BEGIN Records for processing

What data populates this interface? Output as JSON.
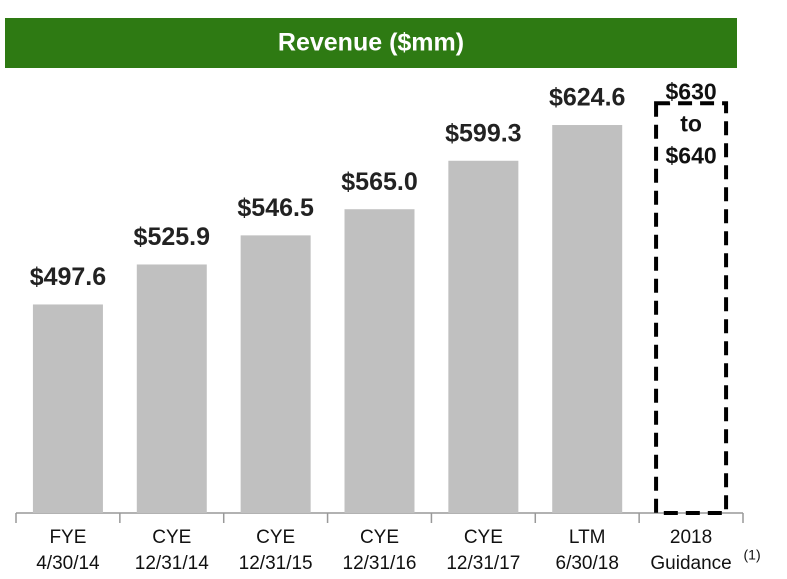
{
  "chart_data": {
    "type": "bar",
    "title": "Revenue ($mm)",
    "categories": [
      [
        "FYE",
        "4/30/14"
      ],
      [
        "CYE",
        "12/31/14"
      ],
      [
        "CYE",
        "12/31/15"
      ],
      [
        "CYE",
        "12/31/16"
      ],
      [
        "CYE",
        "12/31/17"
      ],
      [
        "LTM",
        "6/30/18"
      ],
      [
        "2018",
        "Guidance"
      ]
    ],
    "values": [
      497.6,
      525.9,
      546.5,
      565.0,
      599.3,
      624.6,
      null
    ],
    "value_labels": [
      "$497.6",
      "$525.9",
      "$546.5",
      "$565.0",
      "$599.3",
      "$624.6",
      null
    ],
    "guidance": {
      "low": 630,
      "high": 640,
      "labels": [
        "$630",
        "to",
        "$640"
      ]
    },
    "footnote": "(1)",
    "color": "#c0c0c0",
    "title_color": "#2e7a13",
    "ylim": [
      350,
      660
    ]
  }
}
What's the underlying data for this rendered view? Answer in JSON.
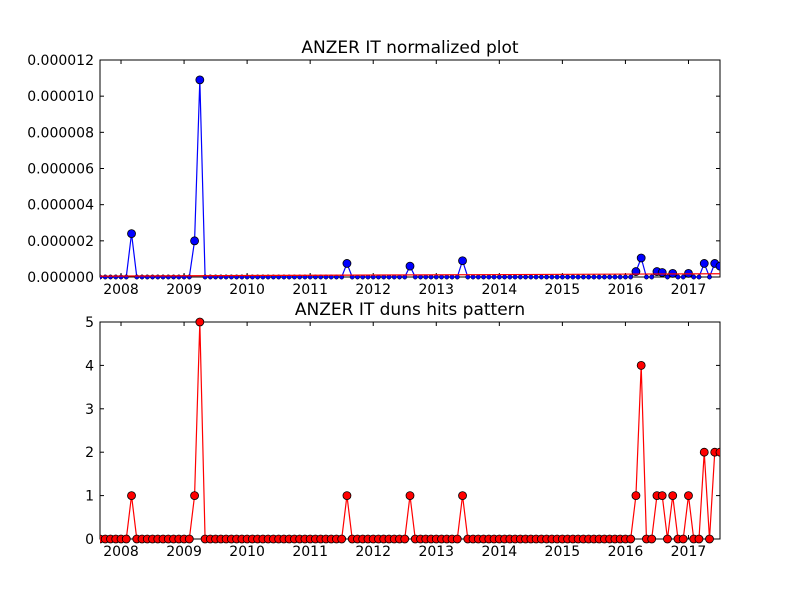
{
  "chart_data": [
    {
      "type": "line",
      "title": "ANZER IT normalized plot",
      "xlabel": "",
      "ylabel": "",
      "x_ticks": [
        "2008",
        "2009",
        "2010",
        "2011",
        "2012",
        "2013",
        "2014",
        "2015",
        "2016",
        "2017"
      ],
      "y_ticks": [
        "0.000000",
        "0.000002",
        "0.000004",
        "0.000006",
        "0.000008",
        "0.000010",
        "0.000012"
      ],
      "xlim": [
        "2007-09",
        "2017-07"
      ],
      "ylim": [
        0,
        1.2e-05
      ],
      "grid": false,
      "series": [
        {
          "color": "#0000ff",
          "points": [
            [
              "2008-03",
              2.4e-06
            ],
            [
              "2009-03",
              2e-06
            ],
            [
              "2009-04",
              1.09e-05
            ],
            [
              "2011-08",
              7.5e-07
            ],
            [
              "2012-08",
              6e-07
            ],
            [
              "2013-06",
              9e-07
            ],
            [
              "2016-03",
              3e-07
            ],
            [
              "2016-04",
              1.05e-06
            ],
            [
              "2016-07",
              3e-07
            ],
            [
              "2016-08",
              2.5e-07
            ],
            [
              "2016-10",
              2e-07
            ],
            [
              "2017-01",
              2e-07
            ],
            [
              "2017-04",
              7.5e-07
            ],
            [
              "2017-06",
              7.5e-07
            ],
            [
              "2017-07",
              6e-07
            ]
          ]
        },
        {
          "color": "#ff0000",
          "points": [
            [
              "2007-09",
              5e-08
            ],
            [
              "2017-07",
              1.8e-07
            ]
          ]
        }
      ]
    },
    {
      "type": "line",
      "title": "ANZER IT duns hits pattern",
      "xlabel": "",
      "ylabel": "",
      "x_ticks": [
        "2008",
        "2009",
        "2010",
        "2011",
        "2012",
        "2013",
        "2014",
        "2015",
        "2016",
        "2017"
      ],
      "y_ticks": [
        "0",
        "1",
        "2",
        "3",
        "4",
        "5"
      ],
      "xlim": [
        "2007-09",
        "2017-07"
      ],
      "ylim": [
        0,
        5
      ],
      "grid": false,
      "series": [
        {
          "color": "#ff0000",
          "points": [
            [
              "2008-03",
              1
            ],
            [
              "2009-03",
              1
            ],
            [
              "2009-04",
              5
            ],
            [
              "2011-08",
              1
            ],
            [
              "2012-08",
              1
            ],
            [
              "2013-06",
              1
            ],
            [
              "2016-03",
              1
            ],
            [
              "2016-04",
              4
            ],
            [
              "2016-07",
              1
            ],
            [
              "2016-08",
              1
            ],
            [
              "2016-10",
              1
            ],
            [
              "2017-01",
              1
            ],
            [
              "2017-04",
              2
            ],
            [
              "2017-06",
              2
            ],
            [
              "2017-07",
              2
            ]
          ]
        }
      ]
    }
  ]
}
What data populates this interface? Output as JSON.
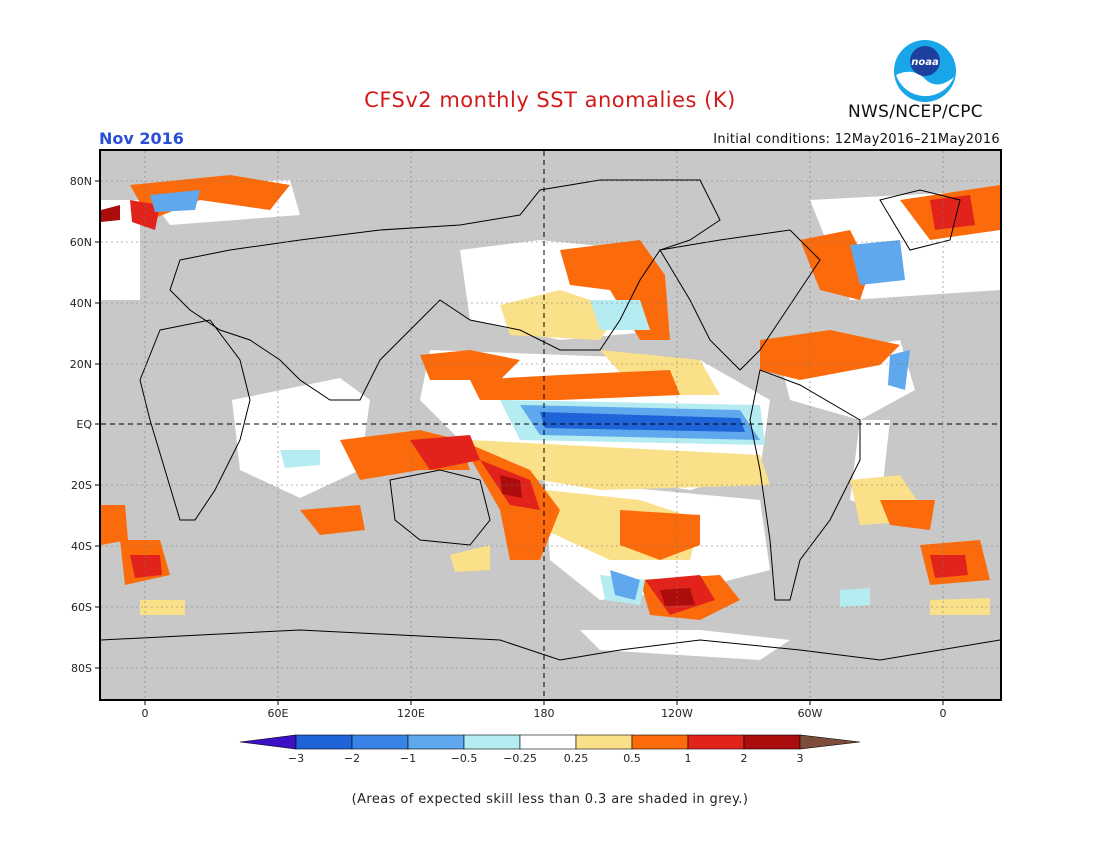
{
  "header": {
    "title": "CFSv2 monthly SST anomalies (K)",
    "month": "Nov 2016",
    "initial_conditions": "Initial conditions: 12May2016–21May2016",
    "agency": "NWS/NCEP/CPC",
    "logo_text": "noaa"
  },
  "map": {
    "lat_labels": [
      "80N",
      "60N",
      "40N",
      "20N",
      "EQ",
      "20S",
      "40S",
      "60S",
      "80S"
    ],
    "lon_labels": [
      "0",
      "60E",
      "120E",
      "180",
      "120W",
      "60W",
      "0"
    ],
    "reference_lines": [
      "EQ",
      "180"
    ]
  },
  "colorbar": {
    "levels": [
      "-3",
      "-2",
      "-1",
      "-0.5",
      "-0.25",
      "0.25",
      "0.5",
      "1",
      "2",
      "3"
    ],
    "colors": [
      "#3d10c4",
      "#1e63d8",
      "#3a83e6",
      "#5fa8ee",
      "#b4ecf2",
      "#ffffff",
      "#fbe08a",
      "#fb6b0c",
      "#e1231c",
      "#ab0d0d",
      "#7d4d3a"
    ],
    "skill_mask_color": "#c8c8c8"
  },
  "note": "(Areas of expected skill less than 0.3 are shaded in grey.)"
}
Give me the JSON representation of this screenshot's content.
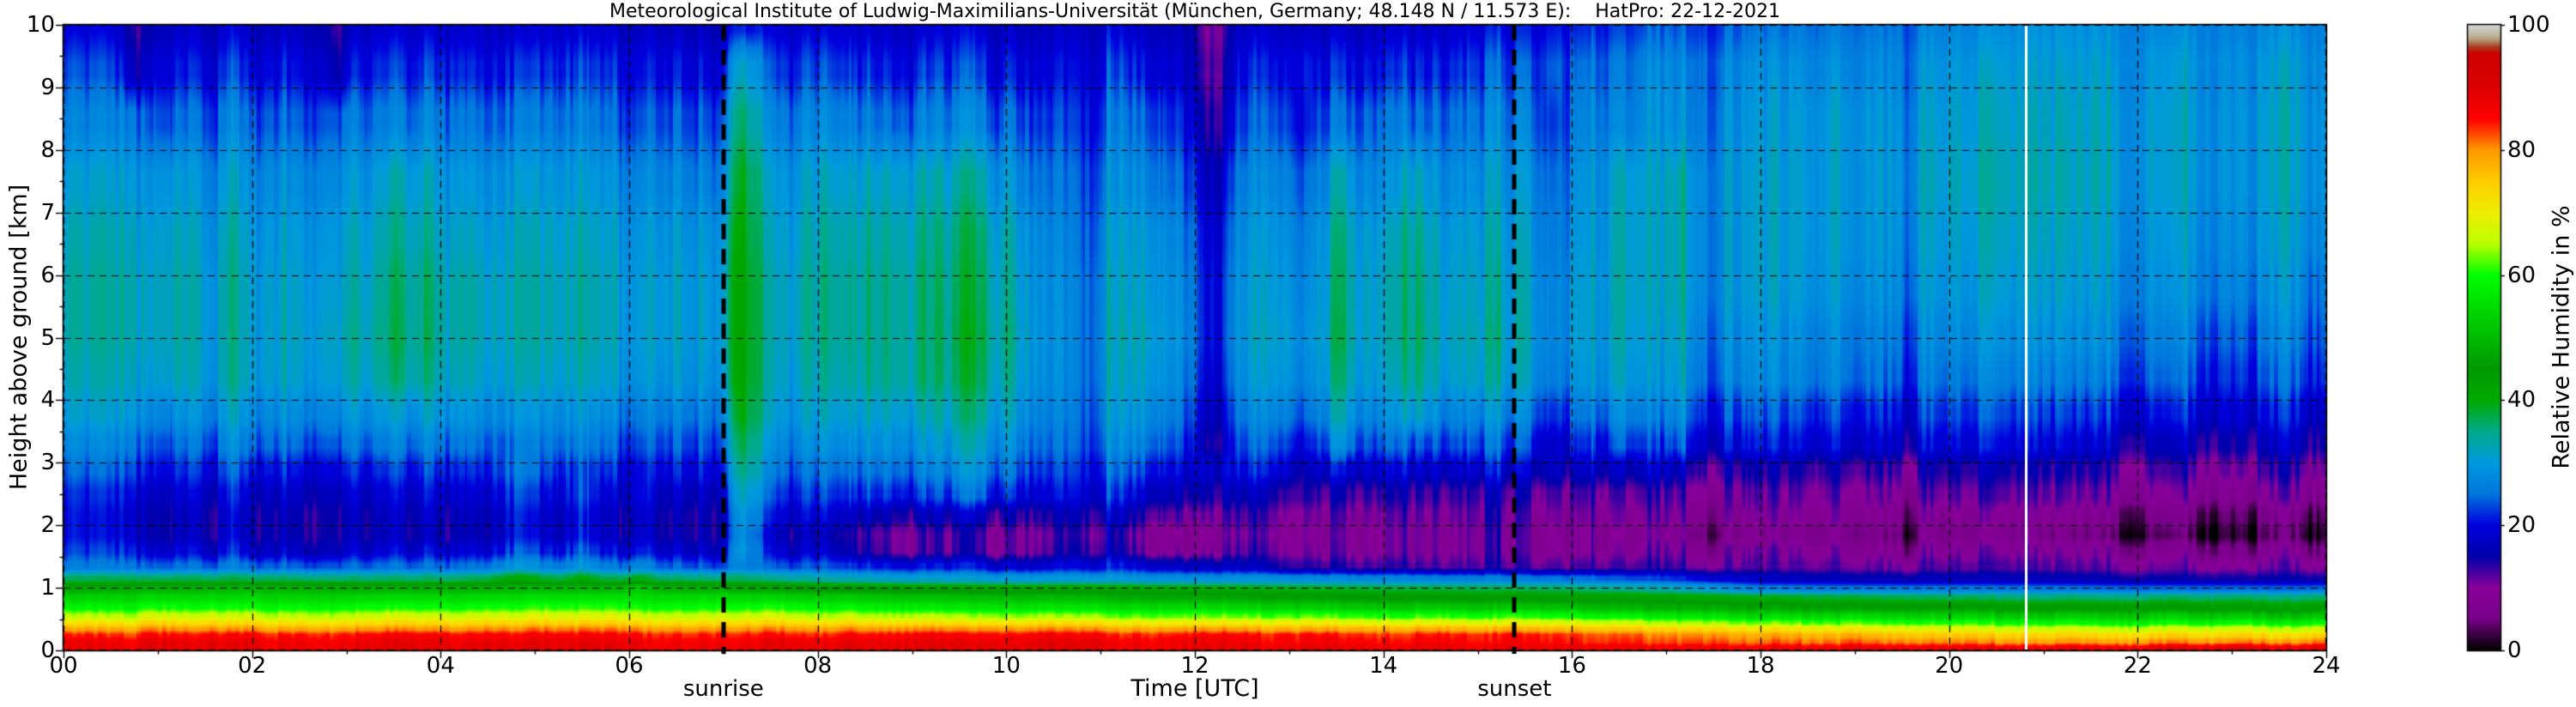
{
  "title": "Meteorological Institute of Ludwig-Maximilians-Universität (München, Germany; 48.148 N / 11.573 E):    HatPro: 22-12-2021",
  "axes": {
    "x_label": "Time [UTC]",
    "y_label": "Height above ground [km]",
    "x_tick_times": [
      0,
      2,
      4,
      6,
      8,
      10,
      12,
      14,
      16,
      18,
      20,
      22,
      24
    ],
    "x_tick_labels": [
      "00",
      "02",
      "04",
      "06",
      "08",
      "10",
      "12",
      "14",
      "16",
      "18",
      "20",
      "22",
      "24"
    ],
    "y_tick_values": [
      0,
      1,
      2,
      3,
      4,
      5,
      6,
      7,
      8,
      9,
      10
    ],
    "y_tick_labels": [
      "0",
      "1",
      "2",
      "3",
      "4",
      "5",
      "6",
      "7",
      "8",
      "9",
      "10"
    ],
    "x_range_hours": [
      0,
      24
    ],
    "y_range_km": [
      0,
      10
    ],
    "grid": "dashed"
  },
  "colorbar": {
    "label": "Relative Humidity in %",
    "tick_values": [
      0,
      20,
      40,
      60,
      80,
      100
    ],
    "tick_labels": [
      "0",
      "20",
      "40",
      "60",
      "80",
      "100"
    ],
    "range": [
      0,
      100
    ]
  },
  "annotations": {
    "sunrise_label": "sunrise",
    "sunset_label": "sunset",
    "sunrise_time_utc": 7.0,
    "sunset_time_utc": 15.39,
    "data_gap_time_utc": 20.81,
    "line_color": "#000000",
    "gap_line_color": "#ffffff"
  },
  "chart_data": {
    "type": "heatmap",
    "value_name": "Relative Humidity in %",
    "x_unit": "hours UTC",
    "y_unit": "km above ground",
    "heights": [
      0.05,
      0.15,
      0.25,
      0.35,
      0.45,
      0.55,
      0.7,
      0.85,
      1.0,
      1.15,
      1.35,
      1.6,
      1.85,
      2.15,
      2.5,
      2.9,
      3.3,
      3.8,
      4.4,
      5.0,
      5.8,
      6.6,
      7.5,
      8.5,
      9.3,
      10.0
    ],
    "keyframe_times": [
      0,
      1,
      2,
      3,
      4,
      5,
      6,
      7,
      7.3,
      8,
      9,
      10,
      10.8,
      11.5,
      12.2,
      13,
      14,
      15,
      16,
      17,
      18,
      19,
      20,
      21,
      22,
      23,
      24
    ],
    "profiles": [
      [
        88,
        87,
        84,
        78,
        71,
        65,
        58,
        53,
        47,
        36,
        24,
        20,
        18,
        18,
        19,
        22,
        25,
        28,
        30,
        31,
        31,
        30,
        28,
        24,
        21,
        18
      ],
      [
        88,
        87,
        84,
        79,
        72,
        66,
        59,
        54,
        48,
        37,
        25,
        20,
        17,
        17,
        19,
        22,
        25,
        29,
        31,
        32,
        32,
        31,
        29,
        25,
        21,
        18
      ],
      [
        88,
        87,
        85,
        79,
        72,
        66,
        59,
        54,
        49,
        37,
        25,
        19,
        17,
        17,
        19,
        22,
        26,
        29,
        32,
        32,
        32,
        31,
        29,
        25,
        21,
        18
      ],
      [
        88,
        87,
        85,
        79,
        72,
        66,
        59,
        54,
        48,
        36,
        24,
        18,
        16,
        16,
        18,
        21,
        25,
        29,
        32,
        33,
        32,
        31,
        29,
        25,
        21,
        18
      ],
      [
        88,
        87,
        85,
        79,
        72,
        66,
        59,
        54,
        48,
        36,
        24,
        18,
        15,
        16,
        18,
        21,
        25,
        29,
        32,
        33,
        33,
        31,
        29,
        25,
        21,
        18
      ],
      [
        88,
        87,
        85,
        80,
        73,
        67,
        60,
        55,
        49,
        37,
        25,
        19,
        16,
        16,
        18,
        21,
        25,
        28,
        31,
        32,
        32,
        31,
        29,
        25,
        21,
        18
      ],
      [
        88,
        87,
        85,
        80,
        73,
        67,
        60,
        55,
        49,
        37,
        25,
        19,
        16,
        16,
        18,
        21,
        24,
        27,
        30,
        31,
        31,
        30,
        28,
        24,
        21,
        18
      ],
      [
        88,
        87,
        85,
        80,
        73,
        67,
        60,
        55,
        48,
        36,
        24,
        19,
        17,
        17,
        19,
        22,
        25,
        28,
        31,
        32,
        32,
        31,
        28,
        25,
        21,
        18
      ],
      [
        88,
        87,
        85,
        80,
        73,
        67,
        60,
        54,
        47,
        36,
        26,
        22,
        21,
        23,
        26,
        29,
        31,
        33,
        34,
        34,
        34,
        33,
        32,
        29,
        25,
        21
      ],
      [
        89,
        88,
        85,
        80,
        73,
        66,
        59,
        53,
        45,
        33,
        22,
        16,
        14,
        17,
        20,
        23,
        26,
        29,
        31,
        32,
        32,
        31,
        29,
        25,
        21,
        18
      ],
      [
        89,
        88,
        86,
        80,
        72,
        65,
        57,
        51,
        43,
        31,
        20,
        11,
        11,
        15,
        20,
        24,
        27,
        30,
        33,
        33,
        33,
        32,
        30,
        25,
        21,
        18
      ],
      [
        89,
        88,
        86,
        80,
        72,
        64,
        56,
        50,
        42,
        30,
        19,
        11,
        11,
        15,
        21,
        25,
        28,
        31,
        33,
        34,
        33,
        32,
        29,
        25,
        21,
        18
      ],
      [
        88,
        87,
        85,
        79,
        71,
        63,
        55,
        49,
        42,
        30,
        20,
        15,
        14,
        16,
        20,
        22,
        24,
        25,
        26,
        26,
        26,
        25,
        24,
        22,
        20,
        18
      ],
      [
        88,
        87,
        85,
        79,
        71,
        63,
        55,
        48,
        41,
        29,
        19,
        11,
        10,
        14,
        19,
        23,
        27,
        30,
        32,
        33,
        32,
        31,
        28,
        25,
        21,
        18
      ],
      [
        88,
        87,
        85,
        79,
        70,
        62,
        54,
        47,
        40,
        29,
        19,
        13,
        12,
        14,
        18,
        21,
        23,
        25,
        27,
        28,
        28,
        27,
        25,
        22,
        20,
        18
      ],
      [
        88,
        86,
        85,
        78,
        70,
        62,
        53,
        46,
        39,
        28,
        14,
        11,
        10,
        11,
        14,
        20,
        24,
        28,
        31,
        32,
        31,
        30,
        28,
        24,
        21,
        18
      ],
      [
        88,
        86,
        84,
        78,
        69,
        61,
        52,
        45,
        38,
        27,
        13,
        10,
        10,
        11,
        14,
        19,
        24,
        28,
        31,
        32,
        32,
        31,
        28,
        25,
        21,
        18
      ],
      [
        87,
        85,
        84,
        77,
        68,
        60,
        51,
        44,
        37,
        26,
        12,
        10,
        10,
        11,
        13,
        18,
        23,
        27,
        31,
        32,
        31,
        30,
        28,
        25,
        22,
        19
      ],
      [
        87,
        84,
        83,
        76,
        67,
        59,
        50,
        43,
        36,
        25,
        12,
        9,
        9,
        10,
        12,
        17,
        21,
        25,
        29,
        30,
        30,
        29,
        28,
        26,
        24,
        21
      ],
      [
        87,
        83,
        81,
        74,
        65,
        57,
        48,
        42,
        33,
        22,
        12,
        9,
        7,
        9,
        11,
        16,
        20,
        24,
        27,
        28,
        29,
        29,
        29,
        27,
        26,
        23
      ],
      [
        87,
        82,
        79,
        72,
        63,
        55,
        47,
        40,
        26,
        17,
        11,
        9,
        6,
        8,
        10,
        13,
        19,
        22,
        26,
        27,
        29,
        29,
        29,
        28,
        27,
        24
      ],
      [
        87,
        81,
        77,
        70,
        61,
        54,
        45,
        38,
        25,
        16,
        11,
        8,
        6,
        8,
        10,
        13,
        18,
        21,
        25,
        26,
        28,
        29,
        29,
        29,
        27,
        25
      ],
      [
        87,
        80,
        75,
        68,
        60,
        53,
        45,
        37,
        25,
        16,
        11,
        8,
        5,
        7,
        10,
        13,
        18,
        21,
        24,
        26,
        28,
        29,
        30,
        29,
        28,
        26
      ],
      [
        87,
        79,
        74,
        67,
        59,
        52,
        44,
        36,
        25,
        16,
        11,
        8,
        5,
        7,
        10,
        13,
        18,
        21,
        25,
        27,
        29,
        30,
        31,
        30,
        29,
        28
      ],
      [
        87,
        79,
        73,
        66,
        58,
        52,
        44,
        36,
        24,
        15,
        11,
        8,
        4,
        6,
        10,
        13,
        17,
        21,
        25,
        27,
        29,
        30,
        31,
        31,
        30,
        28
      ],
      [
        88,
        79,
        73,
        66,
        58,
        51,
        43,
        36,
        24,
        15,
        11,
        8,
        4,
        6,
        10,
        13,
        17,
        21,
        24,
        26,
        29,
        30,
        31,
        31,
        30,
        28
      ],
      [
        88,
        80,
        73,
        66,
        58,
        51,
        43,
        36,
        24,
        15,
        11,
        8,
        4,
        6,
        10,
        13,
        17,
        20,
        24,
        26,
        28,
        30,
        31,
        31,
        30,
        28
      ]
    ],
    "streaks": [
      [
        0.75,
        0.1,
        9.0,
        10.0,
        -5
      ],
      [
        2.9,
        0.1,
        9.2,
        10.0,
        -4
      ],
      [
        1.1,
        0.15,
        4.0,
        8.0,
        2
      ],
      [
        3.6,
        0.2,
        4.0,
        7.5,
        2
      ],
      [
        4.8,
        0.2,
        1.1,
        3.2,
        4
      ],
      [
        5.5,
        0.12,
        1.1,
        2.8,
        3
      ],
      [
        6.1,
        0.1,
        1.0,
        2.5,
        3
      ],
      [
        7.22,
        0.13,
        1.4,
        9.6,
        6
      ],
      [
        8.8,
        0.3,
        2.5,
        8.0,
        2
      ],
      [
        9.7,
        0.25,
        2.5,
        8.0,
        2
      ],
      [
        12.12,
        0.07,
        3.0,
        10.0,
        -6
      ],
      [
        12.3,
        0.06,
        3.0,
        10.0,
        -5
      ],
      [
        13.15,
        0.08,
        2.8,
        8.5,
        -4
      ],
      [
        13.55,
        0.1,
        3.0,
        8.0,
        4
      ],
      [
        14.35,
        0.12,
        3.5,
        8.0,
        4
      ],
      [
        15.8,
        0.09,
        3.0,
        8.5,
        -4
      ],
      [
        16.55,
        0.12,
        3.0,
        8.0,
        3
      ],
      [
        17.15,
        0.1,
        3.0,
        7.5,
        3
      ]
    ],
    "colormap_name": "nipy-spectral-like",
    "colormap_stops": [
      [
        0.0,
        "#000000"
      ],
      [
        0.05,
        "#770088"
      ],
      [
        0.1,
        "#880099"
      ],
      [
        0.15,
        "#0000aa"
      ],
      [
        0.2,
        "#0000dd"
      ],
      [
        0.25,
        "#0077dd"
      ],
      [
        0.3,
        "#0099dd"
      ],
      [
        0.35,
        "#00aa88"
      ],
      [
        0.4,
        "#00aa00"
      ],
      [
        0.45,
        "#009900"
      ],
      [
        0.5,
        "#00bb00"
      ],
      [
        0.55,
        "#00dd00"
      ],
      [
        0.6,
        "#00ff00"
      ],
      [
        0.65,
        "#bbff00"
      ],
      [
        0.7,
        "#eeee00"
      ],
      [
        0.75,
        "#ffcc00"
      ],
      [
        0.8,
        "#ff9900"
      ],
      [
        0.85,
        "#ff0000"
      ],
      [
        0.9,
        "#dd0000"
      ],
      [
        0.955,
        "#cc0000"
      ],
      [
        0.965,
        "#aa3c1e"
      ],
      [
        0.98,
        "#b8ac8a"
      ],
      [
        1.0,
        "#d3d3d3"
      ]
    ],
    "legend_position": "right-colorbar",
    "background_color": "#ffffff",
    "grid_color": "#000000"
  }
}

END Records for processing

Report how many lines contain "Relative". Give nothing but the number.

2